Exercise brief:
Transcribe every line exactly. Leave the pictures behind.
────────────────────
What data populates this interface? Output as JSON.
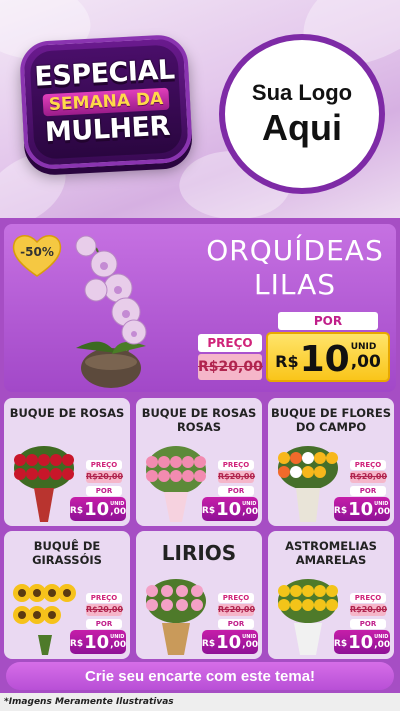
{
  "header": {
    "badge_line1": "ESPECIAL",
    "badge_line2": "SEMANA DA",
    "badge_line3": "MULHER",
    "logo_line1": "Sua Logo",
    "logo_line2": "Aqui"
  },
  "featured": {
    "discount": "-50%",
    "title_line1": "ORQUÍDEAS",
    "title_line2": "LILAS",
    "preco_label": "PREÇO",
    "old_price": "R$20,00",
    "por_label": "POR",
    "currency": "R$",
    "price_int": "10",
    "price_dec": ",00",
    "unit": "UNID",
    "image_icon": "orchid-plant-icon"
  },
  "products": [
    {
      "title": "BUQUE DE ROSAS",
      "preco_label": "PREÇO",
      "old_price": "R$20,00",
      "por_label": "POR",
      "currency": "R$",
      "price_int": "10",
      "price_dec": ",00",
      "unit": "UNID",
      "image_icon": "red-rose-bouquet-icon"
    },
    {
      "title": "BUQUE DE ROSAS ROSAS",
      "preco_label": "PREÇO",
      "old_price": "R$20,00",
      "por_label": "POR",
      "currency": "R$",
      "price_int": "10",
      "price_dec": ",00",
      "unit": "UNID",
      "image_icon": "pink-rose-bouquet-icon"
    },
    {
      "title": "BUQUE DE FLORES DO CAMPO",
      "preco_label": "PREÇO",
      "old_price": "R$20,00",
      "por_label": "POR",
      "currency": "R$",
      "price_int": "10",
      "price_dec": ",00",
      "unit": "UNID",
      "image_icon": "wildflower-bouquet-icon"
    },
    {
      "title": "BUQUÊ DE GIRASSÓIS",
      "preco_label": "PREÇO",
      "old_price": "R$20,00",
      "por_label": "POR",
      "currency": "R$",
      "price_int": "10",
      "price_dec": ",00",
      "unit": "UNID",
      "image_icon": "sunflower-bouquet-icon"
    },
    {
      "title": "LIRIOS",
      "preco_label": "PREÇO",
      "old_price": "R$20,00",
      "por_label": "POR",
      "currency": "R$",
      "price_int": "10",
      "price_dec": ",00",
      "unit": "UNID",
      "image_icon": "lily-bouquet-icon"
    },
    {
      "title": "ASTROMELIAS AMARELAS",
      "preco_label": "PREÇO",
      "old_price": "R$20,00",
      "por_label": "POR",
      "currency": "R$",
      "price_int": "10",
      "price_dec": ",00",
      "unit": "UNID",
      "image_icon": "yellow-alstroemeria-bouquet-icon"
    }
  ],
  "cta": "Crie seu encarte com este tema!",
  "disclaimer": "*Imagens Meramente Ilustrativas",
  "colors": {
    "accent": "#a64ec4",
    "badge": "#4a0e6a",
    "price_yellow": "#f9c51a",
    "price_magenta": "#c61ea9"
  }
}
────────────────────
Exercise response:
What data populates this interface? Output as JSON.
{
  "header": {
    "badge_line1": "ESPECIAL",
    "badge_line2": "SEMANA DA",
    "badge_line3": "MULHER",
    "logo_line1": "Sua Logo",
    "logo_line2": "Aqui"
  },
  "featured": {
    "discount": "-50%",
    "title_line1": "ORQUÍDEAS",
    "title_line2": "LILAS",
    "preco_label": "PREÇO",
    "old_price": "R$20,00",
    "por_label": "POR",
    "currency": "R$",
    "price_int": "10",
    "price_dec": ",00",
    "unit": "UNID",
    "image_icon": "orchid-plant-icon"
  },
  "products": [
    {
      "title": "BUQUE DE ROSAS",
      "preco_label": "PREÇO",
      "old_price": "R$20,00",
      "por_label": "POR",
      "currency": "R$",
      "price_int": "10",
      "price_dec": ",00",
      "unit": "UNID",
      "image_icon": "red-rose-bouquet-icon"
    },
    {
      "title": "BUQUE DE ROSAS ROSAS",
      "preco_label": "PREÇO",
      "old_price": "R$20,00",
      "por_label": "POR",
      "currency": "R$",
      "price_int": "10",
      "price_dec": ",00",
      "unit": "UNID",
      "image_icon": "pink-rose-bouquet-icon"
    },
    {
      "title": "BUQUE DE FLORES DO CAMPO",
      "preco_label": "PREÇO",
      "old_price": "R$20,00",
      "por_label": "POR",
      "currency": "R$",
      "price_int": "10",
      "price_dec": ",00",
      "unit": "UNID",
      "image_icon": "wildflower-bouquet-icon"
    },
    {
      "title": "BUQUÊ DE GIRASSÓIS",
      "preco_label": "PREÇO",
      "old_price": "R$20,00",
      "por_label": "POR",
      "currency": "R$",
      "price_int": "10",
      "price_dec": ",00",
      "unit": "UNID",
      "image_icon": "sunflower-bouquet-icon"
    },
    {
      "title": "LIRIOS",
      "preco_label": "PREÇO",
      "old_price": "R$20,00",
      "por_label": "POR",
      "currency": "R$",
      "price_int": "10",
      "price_dec": ",00",
      "unit": "UNID",
      "image_icon": "lily-bouquet-icon"
    },
    {
      "title": "ASTROMELIAS AMARELAS",
      "preco_label": "PREÇO",
      "old_price": "R$20,00",
      "por_label": "POR",
      "currency": "R$",
      "price_int": "10",
      "price_dec": ",00",
      "unit": "UNID",
      "image_icon": "yellow-alstroemeria-bouquet-icon"
    }
  ],
  "cta": "Crie seu encarte com este tema!",
  "disclaimer": "*Imagens Meramente Ilustrativas",
  "colors": {
    "accent": "#a64ec4",
    "badge": "#4a0e6a",
    "price_yellow": "#f9c51a",
    "price_magenta": "#c61ea9"
  }
}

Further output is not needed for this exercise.